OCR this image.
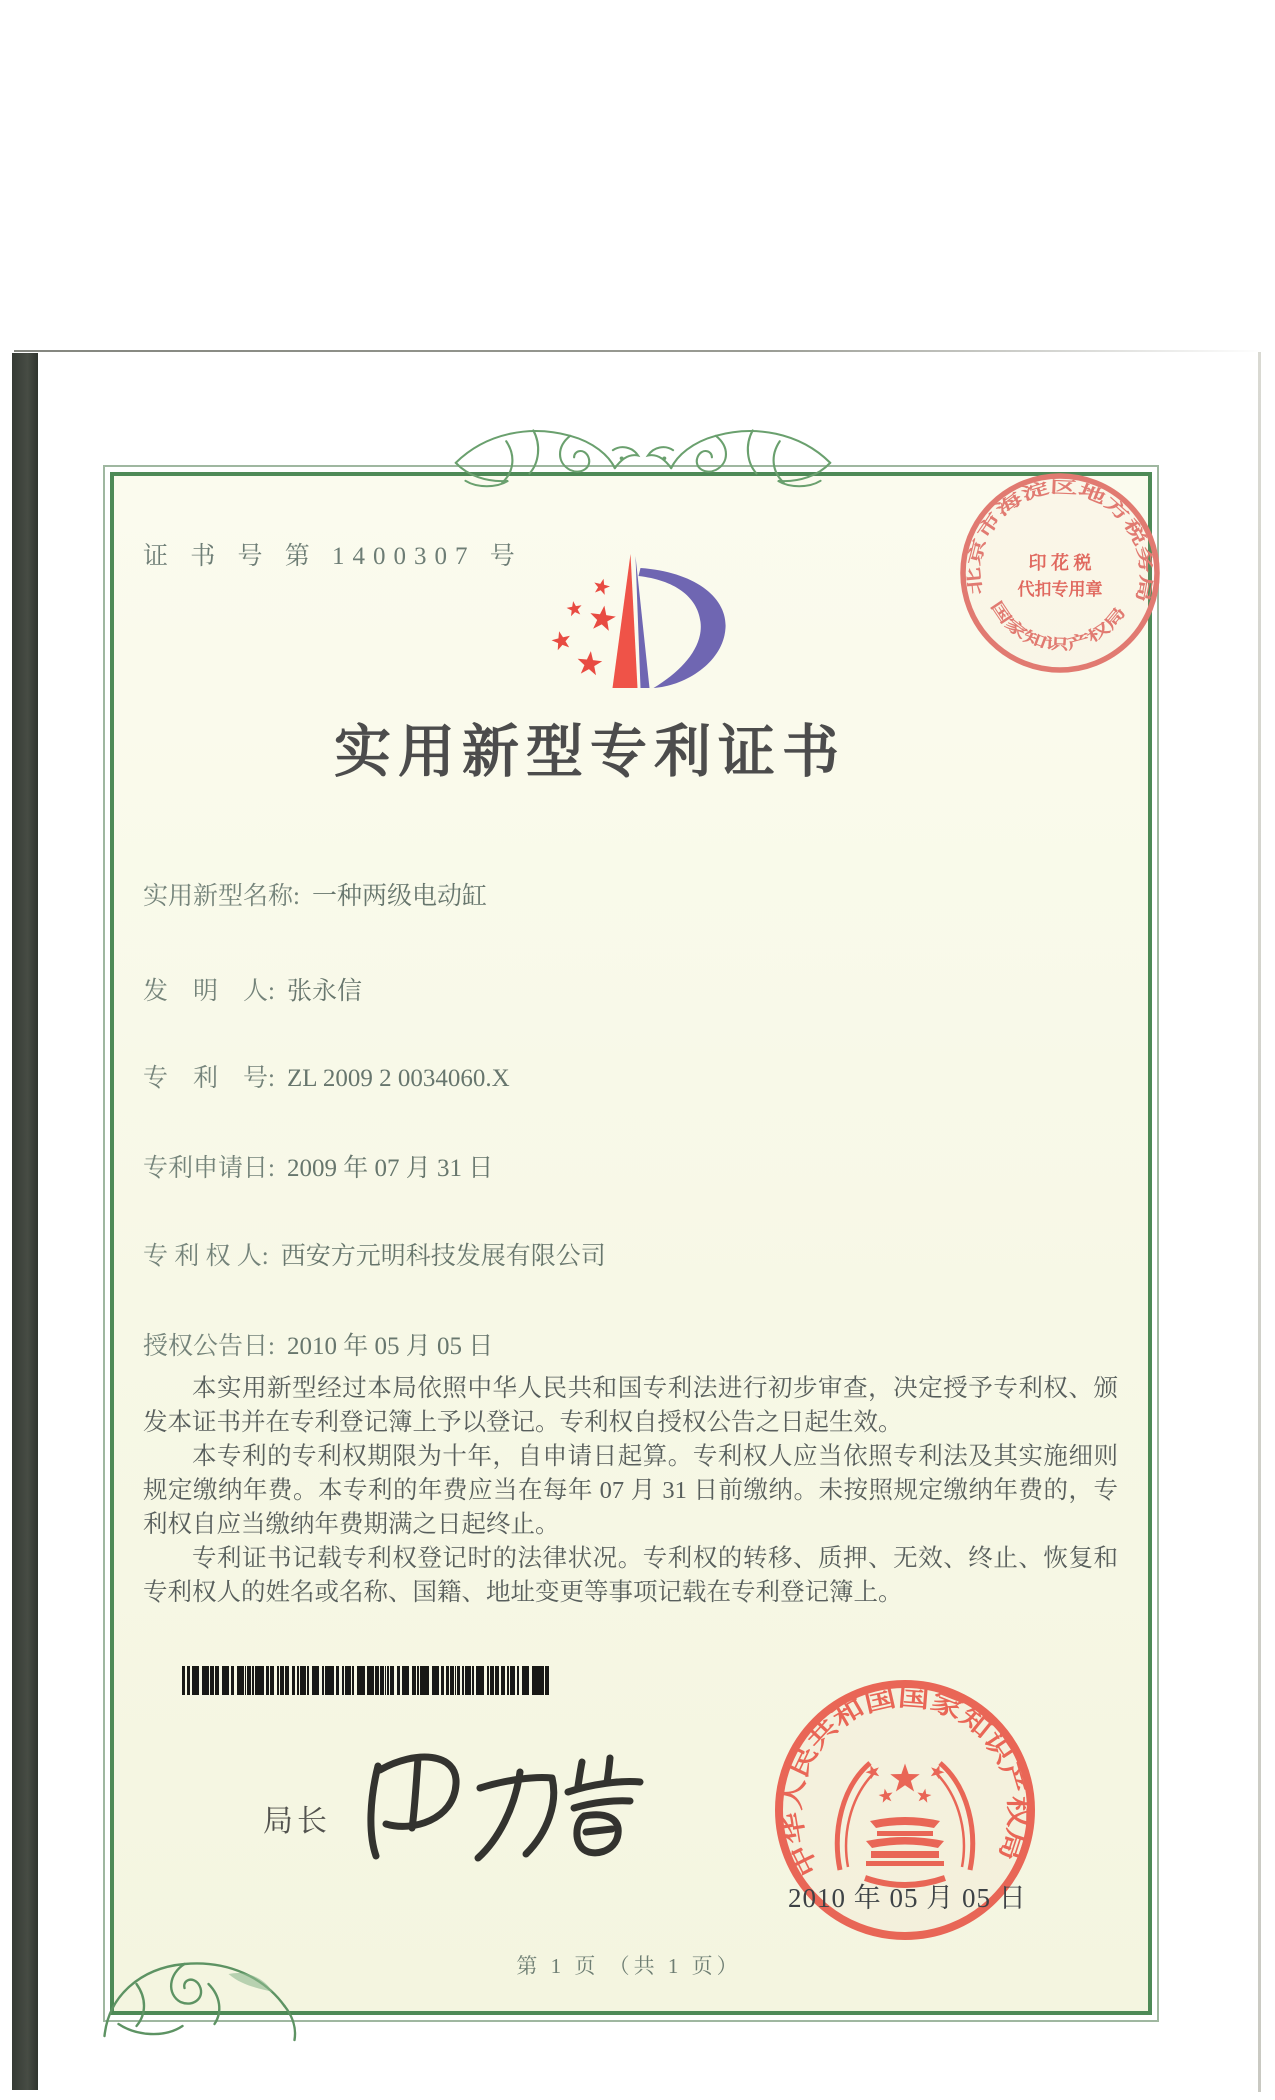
证 书 号 第 1400307 号
实用新型专利证书
北京市海淀区地方税务局
国家知识产权局
印 花 税
代扣专用章
实用新型名称: 一种两级电动缸
发　明　人: 张永信
专　利　号: ZL 2009 2 0034060.X
专利申请日: 2009 年 07 月 31 日
专 利 权 人: 西安方元明科技发展有限公司
授权公告日: 2010 年 05 月 05 日

本实用新型经过本局依照中华人民共和国专利法进行初步审查，决定授予专利权、颁发本证书并在专利登记簿上予以登记。专利权自授权公告之日起生效。

本专利的专利权期限为十年，自申请日起算。专利权人应当依照专利法及其实施细则规定缴纳年费。本专利的年费应当在每年 07 月 31 日前缴纳。未按照规定缴纳年费的，专利权自应当缴纳年费期满之日起终止。

专利证书记载专利权登记时的法律状况。专利权的转移、质押、无效、终止、恢复和专利权人的姓名或名称、国籍、地址变更等事项记载在专利登记簿上。

局长
中华人民共和国国家知识产权局
2010 年 05 月 05 日
第 1 页 （共 1 页）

===============

_Goal_.
Copy every record above exactly, leaving out any pictures.

_Expected answer_.
OCR this image.
证 书 号 第 1400307 号
实用新型专利证书
北京市海淀区地方税务局
国家知识产权局
印 花 税
代扣专用章
实用新型名称: 一种两级电动缸
发　明　人: 张永信
专　利　号: ZL 2009 2 0034060.X
专利申请日: 2009 年 07 月 31 日
专 利 权 人: 西安方元明科技发展有限公司
授权公告日: 2010 年 05 月 05 日

本实用新型经过本局依照中华人民共和国专利法进行初步审查，决定授予专利权、颁发本证书并在专利登记簿上予以登记。专利权自授权公告之日起生效。

本专利的专利权期限为十年，自申请日起算。专利权人应当依照专利法及其实施细则规定缴纳年费。本专利的年费应当在每年 07 月 31 日前缴纳。未按照规定缴纳年费的，专利权自应当缴纳年费期满之日起终止。

专利证书记载专利权登记时的法律状况。专利权的转移、质押、无效、终止、恢复和专利权人的姓名或名称、国籍、地址变更等事项记载在专利登记簿上。

局长
中华人民共和国国家知识产权局
2010 年 05 月 05 日
第 1 页 （共 1 页）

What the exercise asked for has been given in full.